• Information shown:
^^^^^^^^^^^^^^^^
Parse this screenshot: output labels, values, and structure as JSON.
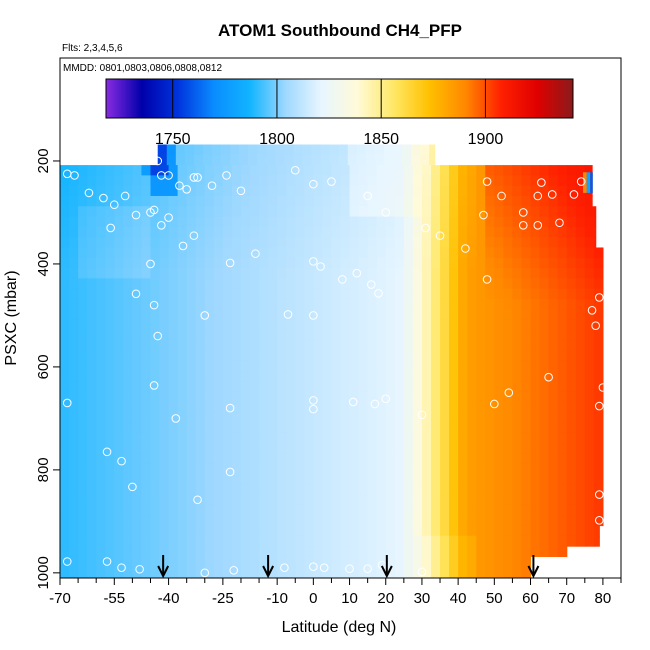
{
  "chart_data": {
    "type": "heatmap",
    "title": "ATOM1 Southbound CH4_PFP",
    "flights_note": "Flts: 2,3,4,5,6",
    "dates_note": "MMDD: 0801,0803,0806,0808,0812",
    "xlabel": "Latitude (deg N)",
    "ylabel": "PSXC (mbar)",
    "xlim": [
      -70,
      85
    ],
    "ylim": [
      1010,
      0
    ],
    "x_ticks": [
      -70,
      -55,
      -40,
      -25,
      -10,
      0,
      10,
      20,
      30,
      40,
      50,
      60,
      70,
      80
    ],
    "x_minor_ticks": [
      -65,
      -60,
      -50,
      -45,
      -35,
      -30,
      -20,
      -15,
      -5,
      5,
      15,
      25,
      35,
      45,
      55,
      65,
      75,
      85
    ],
    "y_ticks": [
      200,
      400,
      600,
      800,
      1000
    ],
    "colorbar": {
      "min": 1718,
      "max": 1942,
      "ticks": [
        1750,
        1800,
        1850,
        1900
      ],
      "colors": [
        "#8a2be2",
        "#0000aa",
        "#0033dd",
        "#0a8cff",
        "#12b4ff",
        "#9fd8ff",
        "#e8f6ff",
        "#fffad8",
        "#ffe866",
        "#ffc000",
        "#ff8800",
        "#ff2000",
        "#e00000",
        "#8b1a1a"
      ]
    },
    "profile_arrows_lat": [
      -41.5,
      -12.5,
      20.3,
      60.8
    ],
    "samples": [
      {
        "lat": -68,
        "p": 225
      },
      {
        "lat": -66,
        "p": 228
      },
      {
        "lat": -62,
        "p": 262
      },
      {
        "lat": -58,
        "p": 272
      },
      {
        "lat": -55,
        "p": 285
      },
      {
        "lat": -52,
        "p": 268
      },
      {
        "lat": -56,
        "p": 330
      },
      {
        "lat": -49,
        "p": 305
      },
      {
        "lat": -45,
        "p": 300
      },
      {
        "lat": -43,
        "p": 200
      },
      {
        "lat": -42,
        "p": 228
      },
      {
        "lat": -40,
        "p": 228
      },
      {
        "lat": -37,
        "p": 248
      },
      {
        "lat": -35,
        "p": 255
      },
      {
        "lat": -33,
        "p": 232
      },
      {
        "lat": -28,
        "p": 248
      },
      {
        "lat": -24,
        "p": 228
      },
      {
        "lat": -20,
        "p": 258
      },
      {
        "lat": -32,
        "p": 232
      },
      {
        "lat": -5,
        "p": 218
      },
      {
        "lat": 0,
        "p": 245
      },
      {
        "lat": 5,
        "p": 240
      },
      {
        "lat": 15,
        "p": 268
      },
      {
        "lat": 20,
        "p": 300
      },
      {
        "lat": -44,
        "p": 295
      },
      {
        "lat": -40,
        "p": 310
      },
      {
        "lat": -36,
        "p": 365
      },
      {
        "lat": -33,
        "p": 345
      },
      {
        "lat": -45,
        "p": 400
      },
      {
        "lat": -42,
        "p": 325
      },
      {
        "lat": -23,
        "p": 398
      },
      {
        "lat": -16,
        "p": 380
      },
      {
        "lat": 0,
        "p": 395
      },
      {
        "lat": 2,
        "p": 405
      },
      {
        "lat": 8,
        "p": 430
      },
      {
        "lat": 12,
        "p": 418
      },
      {
        "lat": 16,
        "p": 440
      },
      {
        "lat": 18,
        "p": 457
      },
      {
        "lat": 31,
        "p": 330
      },
      {
        "lat": 35,
        "p": 345
      },
      {
        "lat": 42,
        "p": 370
      },
      {
        "lat": -49,
        "p": 458
      },
      {
        "lat": -44,
        "p": 480
      },
      {
        "lat": -30,
        "p": 500
      },
      {
        "lat": -7,
        "p": 498
      },
      {
        "lat": 0,
        "p": 500
      },
      {
        "lat": -43,
        "p": 540
      },
      {
        "lat": 47,
        "p": 305
      },
      {
        "lat": 52,
        "p": 268
      },
      {
        "lat": 58,
        "p": 300
      },
      {
        "lat": 62,
        "p": 268
      },
      {
        "lat": 66,
        "p": 265
      },
      {
        "lat": 58,
        "p": 325
      },
      {
        "lat": 62,
        "p": 325
      },
      {
        "lat": 68,
        "p": 320
      },
      {
        "lat": 72,
        "p": 265
      },
      {
        "lat": 48,
        "p": 240
      },
      {
        "lat": 63,
        "p": 242
      },
      {
        "lat": 74,
        "p": 240
      },
      {
        "lat": 48,
        "p": 430
      },
      {
        "lat": 77,
        "p": 490
      },
      {
        "lat": 79,
        "p": 465
      },
      {
        "lat": 78,
        "p": 520
      },
      {
        "lat": 65,
        "p": 620
      },
      {
        "lat": 54,
        "p": 650
      },
      {
        "lat": 80,
        "p": 640
      },
      {
        "lat": -44,
        "p": 636
      },
      {
        "lat": -68,
        "p": 670
      },
      {
        "lat": -38,
        "p": 700
      },
      {
        "lat": -23,
        "p": 680
      },
      {
        "lat": 0,
        "p": 665
      },
      {
        "lat": 0,
        "p": 682
      },
      {
        "lat": 11,
        "p": 668
      },
      {
        "lat": 17,
        "p": 672
      },
      {
        "lat": 20,
        "p": 662
      },
      {
        "lat": 30,
        "p": 693
      },
      {
        "lat": 50,
        "p": 672
      },
      {
        "lat": 79,
        "p": 676
      },
      {
        "lat": -57,
        "p": 765
      },
      {
        "lat": -53,
        "p": 783
      },
      {
        "lat": -23,
        "p": 804
      },
      {
        "lat": -50,
        "p": 833
      },
      {
        "lat": -32,
        "p": 858
      },
      {
        "lat": 79,
        "p": 848
      },
      {
        "lat": 79,
        "p": 898
      },
      {
        "lat": -68,
        "p": 978
      },
      {
        "lat": -57,
        "p": 978
      },
      {
        "lat": -53,
        "p": 990
      },
      {
        "lat": -48,
        "p": 993
      },
      {
        "lat": -30,
        "p": 1000
      },
      {
        "lat": -22,
        "p": 995
      },
      {
        "lat": -8,
        "p": 990
      },
      {
        "lat": 0,
        "p": 988
      },
      {
        "lat": 3,
        "p": 990
      },
      {
        "lat": 10,
        "p": 992
      },
      {
        "lat": 15,
        "p": 992
      },
      {
        "lat": 30,
        "p": 998
      },
      {
        "lat": 19,
        "p": 985
      }
    ]
  }
}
^^^^^^^^^^^^^^^^
• Problem details: Copy every entry word for word, but omit the pictures.

• Answer for the task:
Parse this screenshot: output labels, values, and structure as JSON.
{
  "chart_data": {
    "type": "heatmap",
    "title": "ATOM1 Southbound CH4_PFP",
    "flights_note": "Flts: 2,3,4,5,6",
    "dates_note": "MMDD: 0801,0803,0806,0808,0812",
    "xlabel": "Latitude (deg N)",
    "ylabel": "PSXC (mbar)",
    "xlim": [
      -70,
      85
    ],
    "ylim": [
      1010,
      0
    ],
    "x_ticks": [
      -70,
      -55,
      -40,
      -25,
      -10,
      0,
      10,
      20,
      30,
      40,
      50,
      60,
      70,
      80
    ],
    "x_minor_ticks": [
      -65,
      -60,
      -50,
      -45,
      -35,
      -30,
      -20,
      -15,
      -5,
      5,
      15,
      25,
      35,
      45,
      55,
      65,
      75,
      85
    ],
    "y_ticks": [
      200,
      400,
      600,
      800,
      1000
    ],
    "colorbar": {
      "min": 1718,
      "max": 1942,
      "ticks": [
        1750,
        1800,
        1850,
        1900
      ],
      "colors": [
        "#8a2be2",
        "#0000aa",
        "#0033dd",
        "#0a8cff",
        "#12b4ff",
        "#9fd8ff",
        "#e8f6ff",
        "#fffad8",
        "#ffe866",
        "#ffc000",
        "#ff8800",
        "#ff2000",
        "#e00000",
        "#8b1a1a"
      ]
    },
    "profile_arrows_lat": [
      -41.5,
      -12.5,
      20.3,
      60.8
    ],
    "samples": [
      {
        "lat": -68,
        "p": 225
      },
      {
        "lat": -66,
        "p": 228
      },
      {
        "lat": -62,
        "p": 262
      },
      {
        "lat": -58,
        "p": 272
      },
      {
        "lat": -55,
        "p": 285
      },
      {
        "lat": -52,
        "p": 268
      },
      {
        "lat": -56,
        "p": 330
      },
      {
        "lat": -49,
        "p": 305
      },
      {
        "lat": -45,
        "p": 300
      },
      {
        "lat": -43,
        "p": 200
      },
      {
        "lat": -42,
        "p": 228
      },
      {
        "lat": -40,
        "p": 228
      },
      {
        "lat": -37,
        "p": 248
      },
      {
        "lat": -35,
        "p": 255
      },
      {
        "lat": -33,
        "p": 232
      },
      {
        "lat": -28,
        "p": 248
      },
      {
        "lat": -24,
        "p": 228
      },
      {
        "lat": -20,
        "p": 258
      },
      {
        "lat": -32,
        "p": 232
      },
      {
        "lat": -5,
        "p": 218
      },
      {
        "lat": 0,
        "p": 245
      },
      {
        "lat": 5,
        "p": 240
      },
      {
        "lat": 15,
        "p": 268
      },
      {
        "lat": 20,
        "p": 300
      },
      {
        "lat": -44,
        "p": 295
      },
      {
        "lat": -40,
        "p": 310
      },
      {
        "lat": -36,
        "p": 365
      },
      {
        "lat": -33,
        "p": 345
      },
      {
        "lat": -45,
        "p": 400
      },
      {
        "lat": -42,
        "p": 325
      },
      {
        "lat": -23,
        "p": 398
      },
      {
        "lat": -16,
        "p": 380
      },
      {
        "lat": 0,
        "p": 395
      },
      {
        "lat": 2,
        "p": 405
      },
      {
        "lat": 8,
        "p": 430
      },
      {
        "lat": 12,
        "p": 418
      },
      {
        "lat": 16,
        "p": 440
      },
      {
        "lat": 18,
        "p": 457
      },
      {
        "lat": 31,
        "p": 330
      },
      {
        "lat": 35,
        "p": 345
      },
      {
        "lat": 42,
        "p": 370
      },
      {
        "lat": -49,
        "p": 458
      },
      {
        "lat": -44,
        "p": 480
      },
      {
        "lat": -30,
        "p": 500
      },
      {
        "lat": -7,
        "p": 498
      },
      {
        "lat": 0,
        "p": 500
      },
      {
        "lat": -43,
        "p": 540
      },
      {
        "lat": 47,
        "p": 305
      },
      {
        "lat": 52,
        "p": 268
      },
      {
        "lat": 58,
        "p": 300
      },
      {
        "lat": 62,
        "p": 268
      },
      {
        "lat": 66,
        "p": 265
      },
      {
        "lat": 58,
        "p": 325
      },
      {
        "lat": 62,
        "p": 325
      },
      {
        "lat": 68,
        "p": 320
      },
      {
        "lat": 72,
        "p": 265
      },
      {
        "lat": 48,
        "p": 240
      },
      {
        "lat": 63,
        "p": 242
      },
      {
        "lat": 74,
        "p": 240
      },
      {
        "lat": 48,
        "p": 430
      },
      {
        "lat": 77,
        "p": 490
      },
      {
        "lat": 79,
        "p": 465
      },
      {
        "lat": 78,
        "p": 520
      },
      {
        "lat": 65,
        "p": 620
      },
      {
        "lat": 54,
        "p": 650
      },
      {
        "lat": 80,
        "p": 640
      },
      {
        "lat": -44,
        "p": 636
      },
      {
        "lat": -68,
        "p": 670
      },
      {
        "lat": -38,
        "p": 700
      },
      {
        "lat": -23,
        "p": 680
      },
      {
        "lat": 0,
        "p": 665
      },
      {
        "lat": 0,
        "p": 682
      },
      {
        "lat": 11,
        "p": 668
      },
      {
        "lat": 17,
        "p": 672
      },
      {
        "lat": 20,
        "p": 662
      },
      {
        "lat": 30,
        "p": 693
      },
      {
        "lat": 50,
        "p": 672
      },
      {
        "lat": 79,
        "p": 676
      },
      {
        "lat": -57,
        "p": 765
      },
      {
        "lat": -53,
        "p": 783
      },
      {
        "lat": -23,
        "p": 804
      },
      {
        "lat": -50,
        "p": 833
      },
      {
        "lat": -32,
        "p": 858
      },
      {
        "lat": 79,
        "p": 848
      },
      {
        "lat": 79,
        "p": 898
      },
      {
        "lat": -68,
        "p": 978
      },
      {
        "lat": -57,
        "p": 978
      },
      {
        "lat": -53,
        "p": 990
      },
      {
        "lat": -48,
        "p": 993
      },
      {
        "lat": -30,
        "p": 1000
      },
      {
        "lat": -22,
        "p": 995
      },
      {
        "lat": -8,
        "p": 990
      },
      {
        "lat": 0,
        "p": 988
      },
      {
        "lat": 3,
        "p": 990
      },
      {
        "lat": 10,
        "p": 992
      },
      {
        "lat": 15,
        "p": 992
      },
      {
        "lat": 30,
        "p": 998
      },
      {
        "lat": 19,
        "p": 985
      }
    ]
  }
}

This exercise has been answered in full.